Repeat each line word for word.

══════════════════════════════

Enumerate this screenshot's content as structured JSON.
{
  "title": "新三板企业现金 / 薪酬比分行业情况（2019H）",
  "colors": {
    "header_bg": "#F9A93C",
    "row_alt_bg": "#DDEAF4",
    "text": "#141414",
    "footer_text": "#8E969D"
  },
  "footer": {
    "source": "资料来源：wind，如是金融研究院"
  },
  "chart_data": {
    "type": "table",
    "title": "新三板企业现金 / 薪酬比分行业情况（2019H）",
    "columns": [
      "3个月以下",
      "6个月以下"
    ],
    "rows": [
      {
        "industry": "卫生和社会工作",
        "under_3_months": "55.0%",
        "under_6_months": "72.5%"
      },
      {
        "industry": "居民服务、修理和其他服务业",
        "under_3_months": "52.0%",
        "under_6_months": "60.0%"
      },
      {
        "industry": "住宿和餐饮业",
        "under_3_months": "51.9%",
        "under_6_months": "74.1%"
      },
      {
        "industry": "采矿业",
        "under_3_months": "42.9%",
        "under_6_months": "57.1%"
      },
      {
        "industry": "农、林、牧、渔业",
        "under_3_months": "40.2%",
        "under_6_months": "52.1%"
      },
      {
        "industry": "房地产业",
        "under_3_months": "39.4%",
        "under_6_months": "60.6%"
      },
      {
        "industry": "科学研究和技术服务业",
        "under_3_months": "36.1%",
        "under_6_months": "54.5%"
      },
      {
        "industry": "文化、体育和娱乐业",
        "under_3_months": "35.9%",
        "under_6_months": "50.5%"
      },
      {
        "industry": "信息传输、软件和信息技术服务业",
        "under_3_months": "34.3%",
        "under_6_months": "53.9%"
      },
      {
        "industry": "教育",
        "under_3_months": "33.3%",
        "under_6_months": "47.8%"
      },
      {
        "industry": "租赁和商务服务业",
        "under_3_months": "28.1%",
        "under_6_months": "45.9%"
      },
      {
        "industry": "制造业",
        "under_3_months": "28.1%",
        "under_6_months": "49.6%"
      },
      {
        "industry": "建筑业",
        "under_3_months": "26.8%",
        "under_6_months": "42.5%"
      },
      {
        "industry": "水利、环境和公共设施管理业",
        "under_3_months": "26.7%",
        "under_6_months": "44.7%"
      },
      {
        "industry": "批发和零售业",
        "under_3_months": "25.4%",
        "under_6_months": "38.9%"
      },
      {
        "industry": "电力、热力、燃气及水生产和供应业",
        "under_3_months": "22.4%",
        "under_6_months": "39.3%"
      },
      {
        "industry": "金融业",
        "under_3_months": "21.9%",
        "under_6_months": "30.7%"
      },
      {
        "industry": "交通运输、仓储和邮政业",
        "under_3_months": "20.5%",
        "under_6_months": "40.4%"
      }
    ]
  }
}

══════════════════════════════

OUTPUT OF THE EXERCISE
Enumerate this screenshot's content as structured JSON.
{
  "title": "新三板企业现金 / 薪酬比分行业情况（2019H）",
  "colors": {
    "header_bg": "#F9A93C",
    "row_alt_bg": "#DDEAF4",
    "text": "#141414",
    "footer_text": "#8E969D"
  },
  "footer": {
    "source": "资料来源：wind，如是金融研究院"
  },
  "chart_data": {
    "type": "table",
    "title": "新三板企业现金 / 薪酬比分行业情况（2019H）",
    "columns": [
      "3个月以下",
      "6个月以下"
    ],
    "rows": [
      {
        "industry": "卫生和社会工作",
        "under_3_months": "55.0%",
        "under_6_months": "72.5%"
      },
      {
        "industry": "居民服务、修理和其他服务业",
        "under_3_months": "52.0%",
        "under_6_months": "60.0%"
      },
      {
        "industry": "住宿和餐饮业",
        "under_3_months": "51.9%",
        "under_6_months": "74.1%"
      },
      {
        "industry": "采矿业",
        "under_3_months": "42.9%",
        "under_6_months": "57.1%"
      },
      {
        "industry": "农、林、牧、渔业",
        "under_3_months": "40.2%",
        "under_6_months": "52.1%"
      },
      {
        "industry": "房地产业",
        "under_3_months": "39.4%",
        "under_6_months": "60.6%"
      },
      {
        "industry": "科学研究和技术服务业",
        "under_3_months": "36.1%",
        "under_6_months": "54.5%"
      },
      {
        "industry": "文化、体育和娱乐业",
        "under_3_months": "35.9%",
        "under_6_months": "50.5%"
      },
      {
        "industry": "信息传输、软件和信息技术服务业",
        "under_3_months": "34.3%",
        "under_6_months": "53.9%"
      },
      {
        "industry": "教育",
        "under_3_months": "33.3%",
        "under_6_months": "47.8%"
      },
      {
        "industry": "租赁和商务服务业",
        "under_3_months": "28.1%",
        "under_6_months": "45.9%"
      },
      {
        "industry": "制造业",
        "under_3_months": "28.1%",
        "under_6_months": "49.6%"
      },
      {
        "industry": "建筑业",
        "under_3_months": "26.8%",
        "under_6_months": "42.5%"
      },
      {
        "industry": "水利、环境和公共设施管理业",
        "under_3_months": "26.7%",
        "under_6_months": "44.7%"
      },
      {
        "industry": "批发和零售业",
        "under_3_months": "25.4%",
        "under_6_months": "38.9%"
      },
      {
        "industry": "电力、热力、燃气及水生产和供应业",
        "under_3_months": "22.4%",
        "under_6_months": "39.3%"
      },
      {
        "industry": "金融业",
        "under_3_months": "21.9%",
        "under_6_months": "30.7%"
      },
      {
        "industry": "交通运输、仓储和邮政业",
        "under_3_months": "20.5%",
        "under_6_months": "40.4%"
      }
    ]
  }
}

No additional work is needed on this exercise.